TASKS TO COMPLETE ::
a - Write out the passage on fractals from "Examples of fractals" up to and including "its outer edges.".
b - Add the next part of the article on fractals in nature, picking up after its final sentence.

So what are fractals? In 1975, French-American mathematician Benoit Mandelbrot coined the term fractal from the Latin adjective, fractus, to denote anything that is like a broken-up stone—irregular and fragmented.

Mandelbrot’s study focused on the occurrence of many ‘rough’ phenomena in the real world such as mountains, coastlines and river ways that he said were, far from unnatural, actually quite intuitive and natural.

Professor Blenkinsop met Professor Mandelbrot in Munich shortly before Mandelbrot’s death in 2010.

“I was organising a conference on fractals that occurs roughly every four years. It was not a big conference; probably around 70 or 80 people. That’s what he enjoyed. He could talk to each person individually.”

Professor Blenkinsop said Mandelbrot gave him useful advice at that meeting, which inspired him to continue with his work.

“Fractals are evident not only in mineral deposits but also in a whole variety of phenomena such as volcanoes, earthquakes and faults in the earth’s crust.

“I rapidly discovered that fractals were in an amazing amount of geological phenomenon and how mineral deposits follow fractal distributions,” he said.

“Fractals encapsulate self-similarity: when we look at an object that consists of small and large parts – it looks similar at different scales.”

Examples of fractals might include the humble broccoli with its compound structure of small segments that resemble the whole piece, or seashells with chambers, starting from the small size in the centre and continuing with segments of a larger size to its outer edges.

“In a group of objects, there are often many more small objects than large ones, and the ratio between them is given by a number called the fractal dimension,” Professor Blenkinsop said.

He said fractal patterns are usually found in the way rivers, rocks and mineral deposits are constructed.

“Floods and rivers tend to follow fractal distributions. These patterns are used to estimate the occurrence of floods occurring in that river, which is a very important information if you live in a flood-prone area.”

However, the list of fractals in nature is not limited to these features. Earthquakes and volcanoes tend to follow the same distributions.

“Fractal distributions of earthquakes are very important, because knowing the relationship between the numbers of small and large events with some degree of confidence, we can say that there will be so many earthquakes of a certain size in a certain region over a certain period of time.”

Despite the fact that it is evident that earthquakes follow the same fractal distributions, the JCU scientist said the current knowledge of fractals would not be sufficient to predict the precise time and location of earthquakes at this stage.

RECORDS PROVIDED ::

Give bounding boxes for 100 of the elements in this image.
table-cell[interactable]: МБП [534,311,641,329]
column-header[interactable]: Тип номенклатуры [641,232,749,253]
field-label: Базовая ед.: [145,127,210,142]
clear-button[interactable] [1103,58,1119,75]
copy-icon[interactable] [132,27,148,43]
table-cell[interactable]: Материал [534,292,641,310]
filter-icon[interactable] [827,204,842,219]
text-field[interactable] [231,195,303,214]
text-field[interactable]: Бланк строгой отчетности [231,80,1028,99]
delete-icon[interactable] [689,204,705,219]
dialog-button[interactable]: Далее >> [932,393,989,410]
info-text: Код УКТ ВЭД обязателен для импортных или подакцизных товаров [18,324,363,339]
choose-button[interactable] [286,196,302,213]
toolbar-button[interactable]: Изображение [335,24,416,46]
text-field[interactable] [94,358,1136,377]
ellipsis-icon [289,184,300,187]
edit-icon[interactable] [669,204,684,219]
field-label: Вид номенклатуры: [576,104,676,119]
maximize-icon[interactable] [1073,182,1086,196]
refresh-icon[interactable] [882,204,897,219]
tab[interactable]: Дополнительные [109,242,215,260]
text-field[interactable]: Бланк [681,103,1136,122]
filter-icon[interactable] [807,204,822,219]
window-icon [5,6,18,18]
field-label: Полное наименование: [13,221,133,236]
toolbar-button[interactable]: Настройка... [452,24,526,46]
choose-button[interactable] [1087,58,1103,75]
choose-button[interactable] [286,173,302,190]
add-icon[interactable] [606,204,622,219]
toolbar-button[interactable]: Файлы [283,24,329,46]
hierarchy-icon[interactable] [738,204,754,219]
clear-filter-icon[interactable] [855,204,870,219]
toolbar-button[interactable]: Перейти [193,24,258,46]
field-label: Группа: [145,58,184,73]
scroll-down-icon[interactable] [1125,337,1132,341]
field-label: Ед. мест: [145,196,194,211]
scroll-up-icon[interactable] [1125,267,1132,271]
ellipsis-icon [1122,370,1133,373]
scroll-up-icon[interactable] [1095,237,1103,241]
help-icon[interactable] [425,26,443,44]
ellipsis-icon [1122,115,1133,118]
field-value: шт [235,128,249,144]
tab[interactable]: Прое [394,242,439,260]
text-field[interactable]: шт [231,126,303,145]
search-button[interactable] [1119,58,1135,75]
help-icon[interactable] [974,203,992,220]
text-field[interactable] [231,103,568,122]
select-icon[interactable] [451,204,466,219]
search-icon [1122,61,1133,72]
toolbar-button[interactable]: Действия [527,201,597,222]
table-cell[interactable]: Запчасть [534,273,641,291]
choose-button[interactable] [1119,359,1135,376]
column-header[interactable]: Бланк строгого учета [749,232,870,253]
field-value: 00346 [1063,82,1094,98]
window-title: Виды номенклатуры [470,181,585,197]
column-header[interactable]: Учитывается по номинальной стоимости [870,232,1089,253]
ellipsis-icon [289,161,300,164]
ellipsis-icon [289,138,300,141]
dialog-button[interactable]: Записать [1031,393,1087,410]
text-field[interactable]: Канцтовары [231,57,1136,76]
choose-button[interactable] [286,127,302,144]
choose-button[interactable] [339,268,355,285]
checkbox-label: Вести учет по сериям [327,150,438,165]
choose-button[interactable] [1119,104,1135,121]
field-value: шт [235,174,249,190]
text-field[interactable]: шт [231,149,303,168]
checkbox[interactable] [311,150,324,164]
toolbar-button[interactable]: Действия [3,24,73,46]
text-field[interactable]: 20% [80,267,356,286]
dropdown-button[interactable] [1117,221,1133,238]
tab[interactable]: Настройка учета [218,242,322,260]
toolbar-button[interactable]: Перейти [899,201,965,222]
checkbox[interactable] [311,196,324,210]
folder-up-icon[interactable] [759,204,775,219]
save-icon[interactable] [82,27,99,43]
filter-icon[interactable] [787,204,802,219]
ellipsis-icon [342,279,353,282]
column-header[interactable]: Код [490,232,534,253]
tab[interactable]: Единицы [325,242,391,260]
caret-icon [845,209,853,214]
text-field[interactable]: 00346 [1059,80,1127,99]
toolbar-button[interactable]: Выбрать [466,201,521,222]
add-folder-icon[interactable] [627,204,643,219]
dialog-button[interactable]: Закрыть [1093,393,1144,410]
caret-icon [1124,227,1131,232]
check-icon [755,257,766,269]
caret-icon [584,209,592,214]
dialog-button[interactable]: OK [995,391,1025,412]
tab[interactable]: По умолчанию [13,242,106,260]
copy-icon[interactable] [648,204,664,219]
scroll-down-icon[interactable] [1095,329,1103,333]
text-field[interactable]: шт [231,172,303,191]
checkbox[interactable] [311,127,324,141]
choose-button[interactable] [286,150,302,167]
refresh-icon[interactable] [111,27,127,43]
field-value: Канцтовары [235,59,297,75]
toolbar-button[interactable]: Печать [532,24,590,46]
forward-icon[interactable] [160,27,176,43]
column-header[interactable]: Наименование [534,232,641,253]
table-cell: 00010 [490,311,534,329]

EXPECTED OUTPUTS ::
a -
Examples of fractals might include the humble broccoli with its compound structure of small segments that resemble the whole piece, or seashells with chambers, starting from the small size in the centre and continuing with segments of a larger size to its outer edges.

b -
“That’s more difficult. Ideally, an earthquake prediction would show when and where an earthquake will occur and how big it is going to be,” Professor Blenkinsop said.

“What we can do and might do is to estimate the number of earthquakes that might occur within a certain period of time at a certain place.

“We are not able to understand the process of earthquakes enough in order to be able to make these predictions.”

Another example of fractals can be seen in the construction of the World Wide Web.

Fractals, with their compound structure of particles of similar appearance, are being used by artists to produce compound images.

“To me, fractal art involves a great effect and great subtlety, and perhaps more creativity.

“I think fractal art is a creative and expressive activity. It is not simple or random, I think it is not anyone of us can do.”

Digital artist and former JCU student Rob Donaldson creates images that showcase his fascination with fractals.

On his website, Donaldson said he finds this method brings the “happy accidents” into his pieces.

He specialises in digital images and uses fractals and other randomly generated structures to give a “nature of chaos” to his works.

For the future, Professor Blenkinsop hopes his research will prove fractals can help find new mineral deposits as well as possibly predict natural disasters.

He gamely predicts there will be more scientific as well as popular interest in fractals.

“It is a very good time to be involved in this research because lots of people have realised that it is a new and exciting field. So there is a lot of encouragement from people to pursue this line of research and lots of things to find out.”